▶ [The request]
Pull every line of the entries that has the word "text".

▶ [Provided records]
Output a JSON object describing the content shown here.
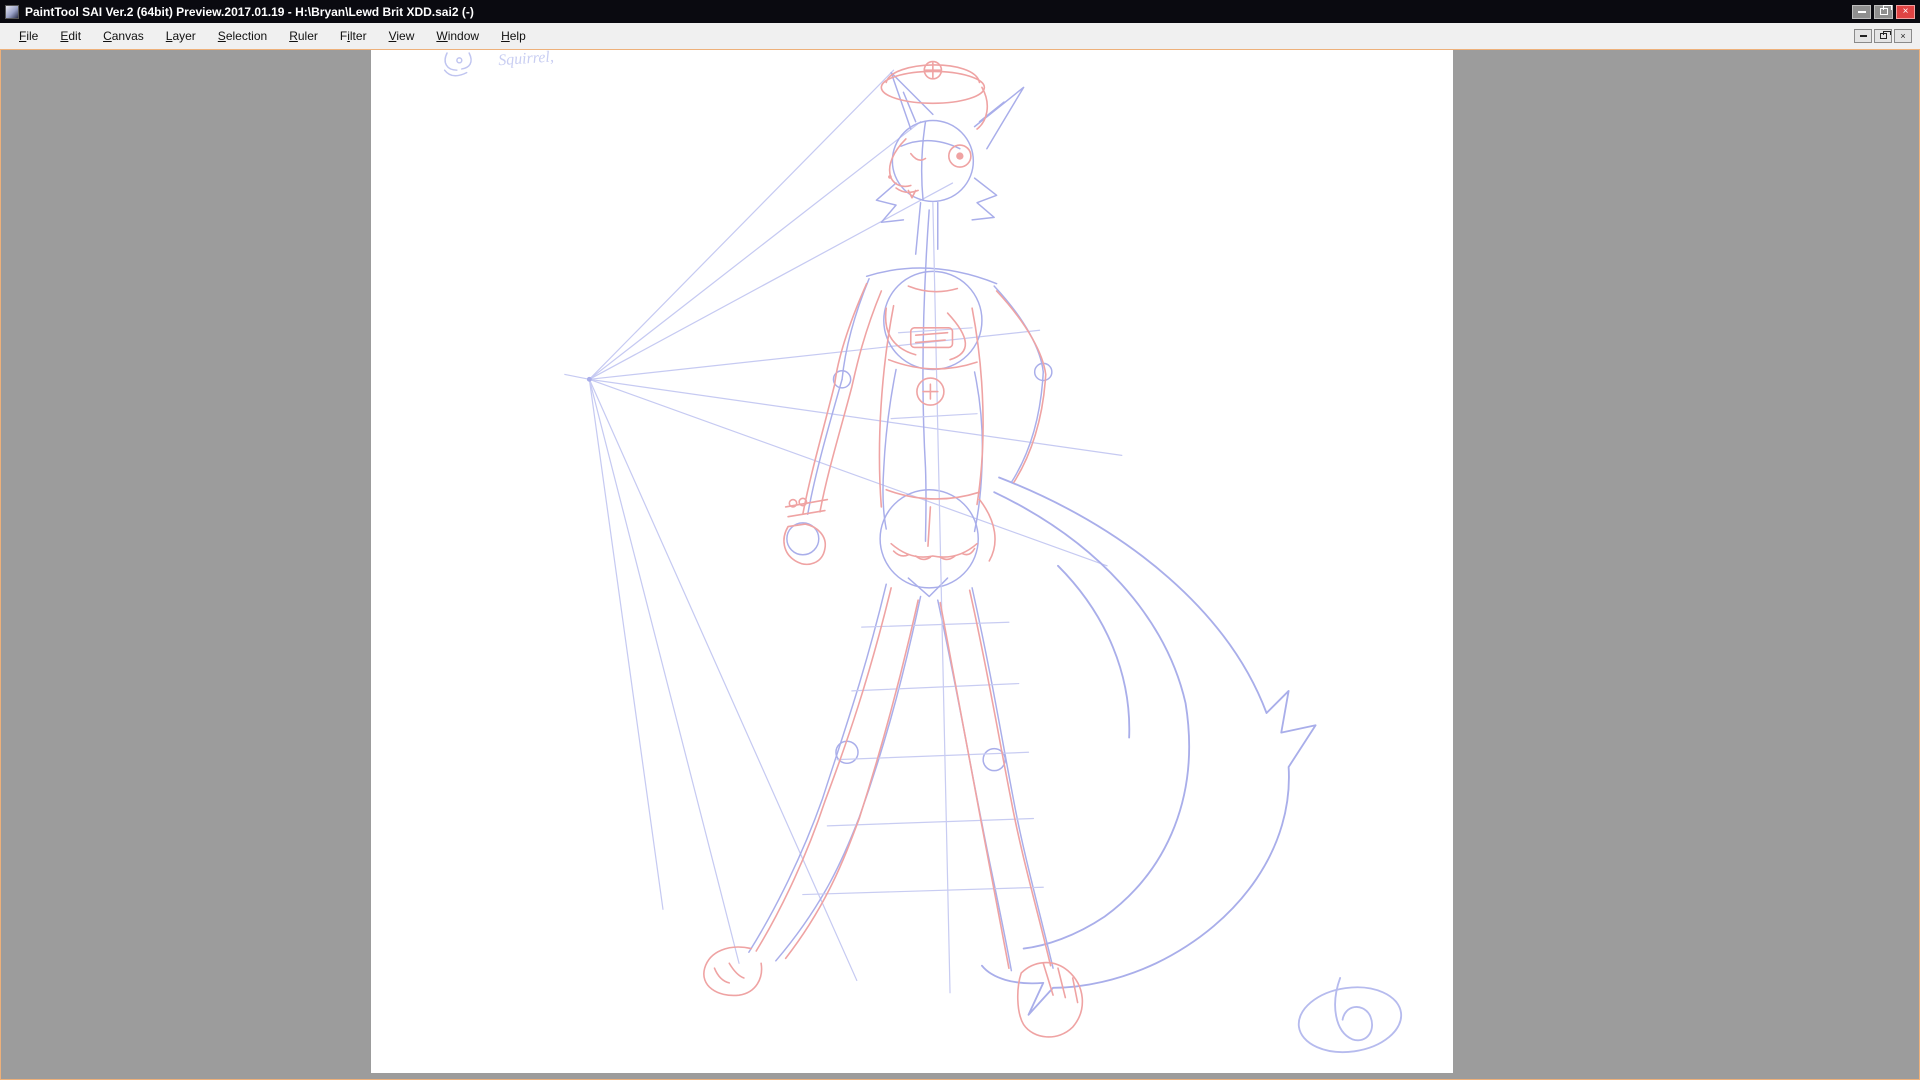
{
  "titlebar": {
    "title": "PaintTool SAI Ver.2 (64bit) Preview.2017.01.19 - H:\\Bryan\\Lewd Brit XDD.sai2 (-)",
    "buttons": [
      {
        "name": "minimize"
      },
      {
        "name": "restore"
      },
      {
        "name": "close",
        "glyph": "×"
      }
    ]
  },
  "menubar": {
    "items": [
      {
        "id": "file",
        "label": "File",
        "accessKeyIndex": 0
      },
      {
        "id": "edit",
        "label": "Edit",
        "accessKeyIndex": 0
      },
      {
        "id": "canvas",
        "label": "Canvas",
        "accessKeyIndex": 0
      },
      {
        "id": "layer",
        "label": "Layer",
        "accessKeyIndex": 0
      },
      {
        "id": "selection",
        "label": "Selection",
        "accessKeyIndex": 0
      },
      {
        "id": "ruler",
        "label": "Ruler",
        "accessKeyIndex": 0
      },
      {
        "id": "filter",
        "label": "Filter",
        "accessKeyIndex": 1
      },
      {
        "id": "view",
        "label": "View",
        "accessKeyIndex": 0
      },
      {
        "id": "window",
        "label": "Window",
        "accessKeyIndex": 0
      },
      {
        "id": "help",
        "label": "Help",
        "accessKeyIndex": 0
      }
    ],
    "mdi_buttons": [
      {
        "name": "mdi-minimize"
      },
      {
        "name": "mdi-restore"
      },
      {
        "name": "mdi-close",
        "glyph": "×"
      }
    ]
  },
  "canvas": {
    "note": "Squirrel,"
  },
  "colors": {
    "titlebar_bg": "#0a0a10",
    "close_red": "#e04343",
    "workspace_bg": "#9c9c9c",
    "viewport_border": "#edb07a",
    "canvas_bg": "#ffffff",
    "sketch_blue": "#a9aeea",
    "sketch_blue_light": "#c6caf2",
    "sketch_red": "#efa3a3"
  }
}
...
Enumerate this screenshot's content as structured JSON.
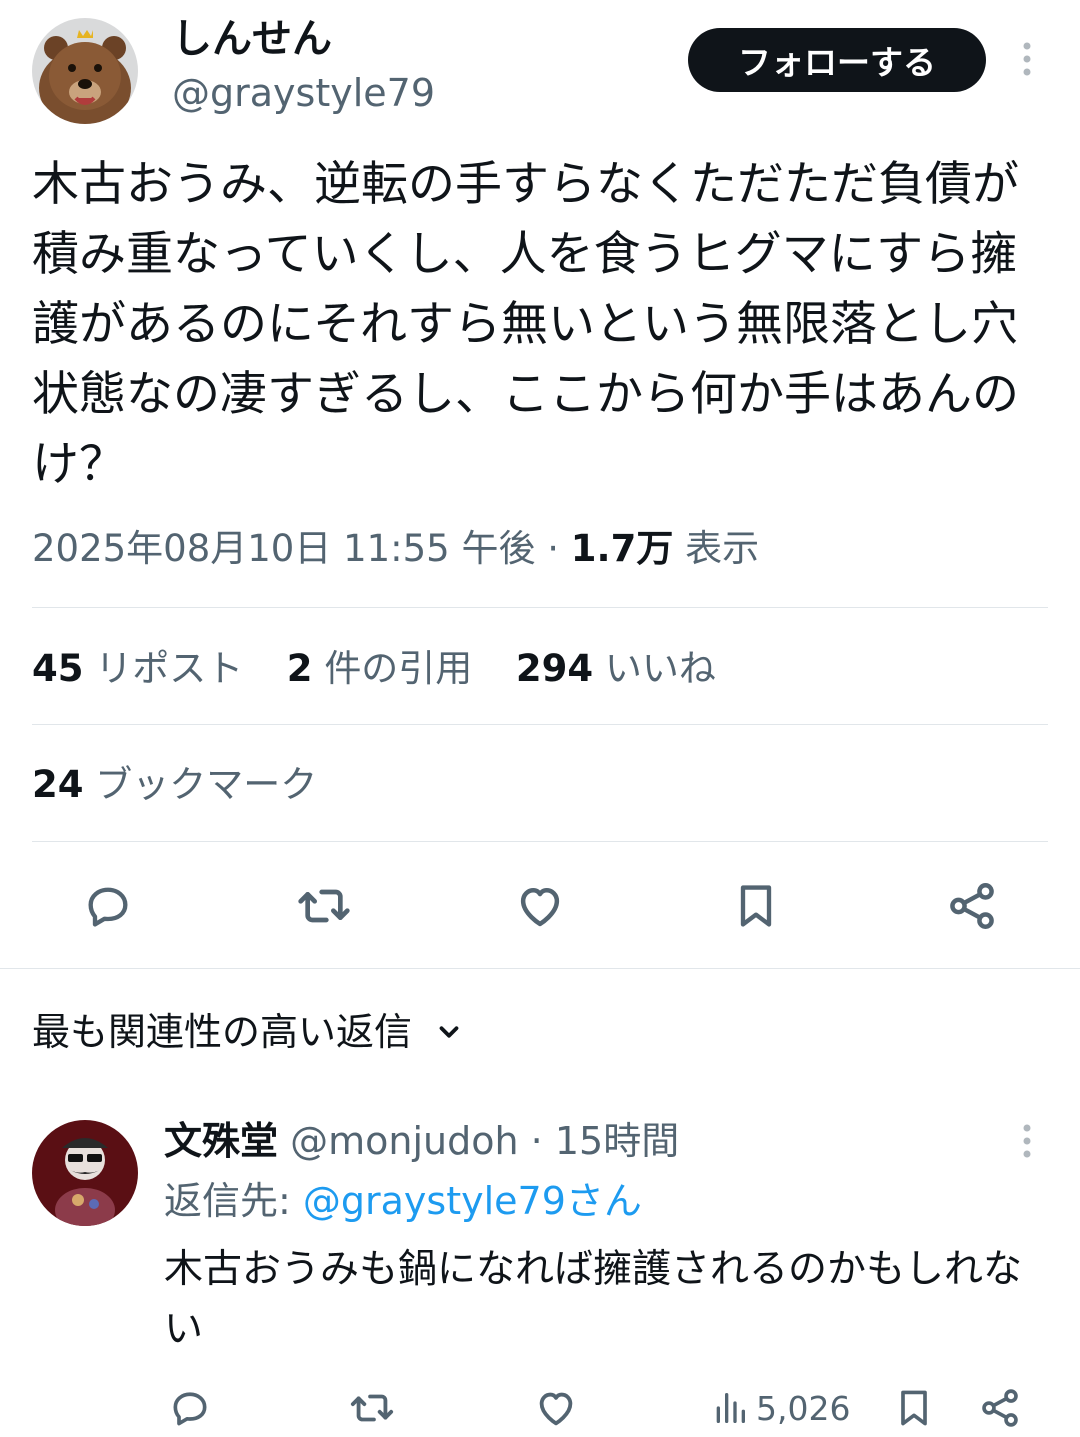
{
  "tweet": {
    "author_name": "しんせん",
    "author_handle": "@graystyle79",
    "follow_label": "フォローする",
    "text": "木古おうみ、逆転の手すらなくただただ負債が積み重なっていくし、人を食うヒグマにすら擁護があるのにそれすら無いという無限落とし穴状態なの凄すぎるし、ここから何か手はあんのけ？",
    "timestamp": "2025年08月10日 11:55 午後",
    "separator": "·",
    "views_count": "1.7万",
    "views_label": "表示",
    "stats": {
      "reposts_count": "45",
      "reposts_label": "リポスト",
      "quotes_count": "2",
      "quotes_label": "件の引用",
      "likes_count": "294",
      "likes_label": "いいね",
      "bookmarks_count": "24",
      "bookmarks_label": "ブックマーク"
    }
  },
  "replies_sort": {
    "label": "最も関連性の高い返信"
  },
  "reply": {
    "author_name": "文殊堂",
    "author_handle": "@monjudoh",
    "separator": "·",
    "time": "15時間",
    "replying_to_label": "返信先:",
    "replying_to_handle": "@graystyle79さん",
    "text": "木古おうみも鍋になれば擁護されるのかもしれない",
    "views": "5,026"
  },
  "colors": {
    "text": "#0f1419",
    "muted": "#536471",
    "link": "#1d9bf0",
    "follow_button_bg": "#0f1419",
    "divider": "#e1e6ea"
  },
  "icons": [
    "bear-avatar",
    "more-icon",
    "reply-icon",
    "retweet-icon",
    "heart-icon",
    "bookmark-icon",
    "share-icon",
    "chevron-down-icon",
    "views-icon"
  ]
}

▶ [Task answer]
    "text": "木古おうみ、逆転の手すらなくただただ負債が積み重なっていくし、人を食うヒグマにすら擁護があるのにそれすら無いという無限落とし穴状態なの凄すぎるし、ここから何か手はあんのけ？",
    "text": "木古おうみも鍋になれば擁護されるのかもしれない",
    "text": "#0f1419",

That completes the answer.